==== MATERIAL PROVIDED

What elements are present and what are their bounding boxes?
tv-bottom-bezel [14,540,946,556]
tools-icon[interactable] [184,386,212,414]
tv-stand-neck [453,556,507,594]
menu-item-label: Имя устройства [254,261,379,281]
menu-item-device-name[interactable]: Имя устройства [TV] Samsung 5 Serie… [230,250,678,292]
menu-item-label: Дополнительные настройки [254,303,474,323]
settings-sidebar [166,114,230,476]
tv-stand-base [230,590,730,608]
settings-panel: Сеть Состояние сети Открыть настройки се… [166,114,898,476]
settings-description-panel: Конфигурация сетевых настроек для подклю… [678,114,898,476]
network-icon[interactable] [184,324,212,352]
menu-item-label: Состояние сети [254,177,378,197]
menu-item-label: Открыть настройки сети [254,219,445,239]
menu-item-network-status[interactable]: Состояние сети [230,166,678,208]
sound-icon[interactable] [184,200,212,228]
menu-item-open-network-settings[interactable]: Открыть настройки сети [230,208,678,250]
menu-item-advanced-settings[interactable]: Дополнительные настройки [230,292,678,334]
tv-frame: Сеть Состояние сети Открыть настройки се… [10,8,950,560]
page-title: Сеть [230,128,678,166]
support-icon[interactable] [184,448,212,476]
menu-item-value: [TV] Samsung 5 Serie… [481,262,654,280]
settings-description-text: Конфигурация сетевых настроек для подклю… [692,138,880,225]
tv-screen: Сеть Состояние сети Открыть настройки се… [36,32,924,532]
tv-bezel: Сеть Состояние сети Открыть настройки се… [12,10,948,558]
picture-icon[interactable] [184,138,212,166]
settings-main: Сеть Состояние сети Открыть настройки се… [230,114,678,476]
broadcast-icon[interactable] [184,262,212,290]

========

Could you transcribe the entry above line by line, keeping every character, bracket, and number unchanged?

What elements are present and what are their bounding boxes?
tv-bottom-bezel [14,540,946,556]
tools-icon[interactable] [184,386,212,414]
tv-stand-neck [453,556,507,594]
menu-item-label: Имя устройства [254,261,379,281]
menu-item-device-name[interactable]: Имя устройства [TV] Samsung 5 Serie… [230,250,678,292]
menu-item-label: Дополнительные настройки [254,303,474,323]
settings-sidebar [166,114,230,476]
tv-stand-base [230,590,730,608]
settings-panel: Сеть Состояние сети Открыть настройки се… [166,114,898,476]
settings-description-panel: Конфигурация сетевых настроек для подклю… [678,114,898,476]
network-icon[interactable] [184,324,212,352]
menu-item-label: Состояние сети [254,177,378,197]
menu-item-label: Открыть настройки сети [254,219,445,239]
menu-item-network-status[interactable]: Состояние сети [230,166,678,208]
sound-icon[interactable] [184,200,212,228]
menu-item-open-network-settings[interactable]: Открыть настройки сети [230,208,678,250]
menu-item-advanced-settings[interactable]: Дополнительные настройки [230,292,678,334]
tv-frame: Сеть Состояние сети Открыть настройки се… [10,8,950,560]
page-title: Сеть [230,128,678,166]
support-icon[interactable] [184,448,212,476]
menu-item-value: [TV] Samsung 5 Serie… [481,262,654,280]
settings-description-text: Конфигурация сетевых настроек для подклю… [692,138,880,225]
tv-screen: Сеть Состояние сети Открыть настройки се… [36,32,924,532]
tv-bezel: Сеть Состояние сети Открыть настройки се… [12,10,948,558]
picture-icon[interactable] [184,138,212,166]
settings-main: Сеть Состояние сети Открыть настройки се… [230,114,678,476]
broadcast-icon[interactable] [184,262,212,290]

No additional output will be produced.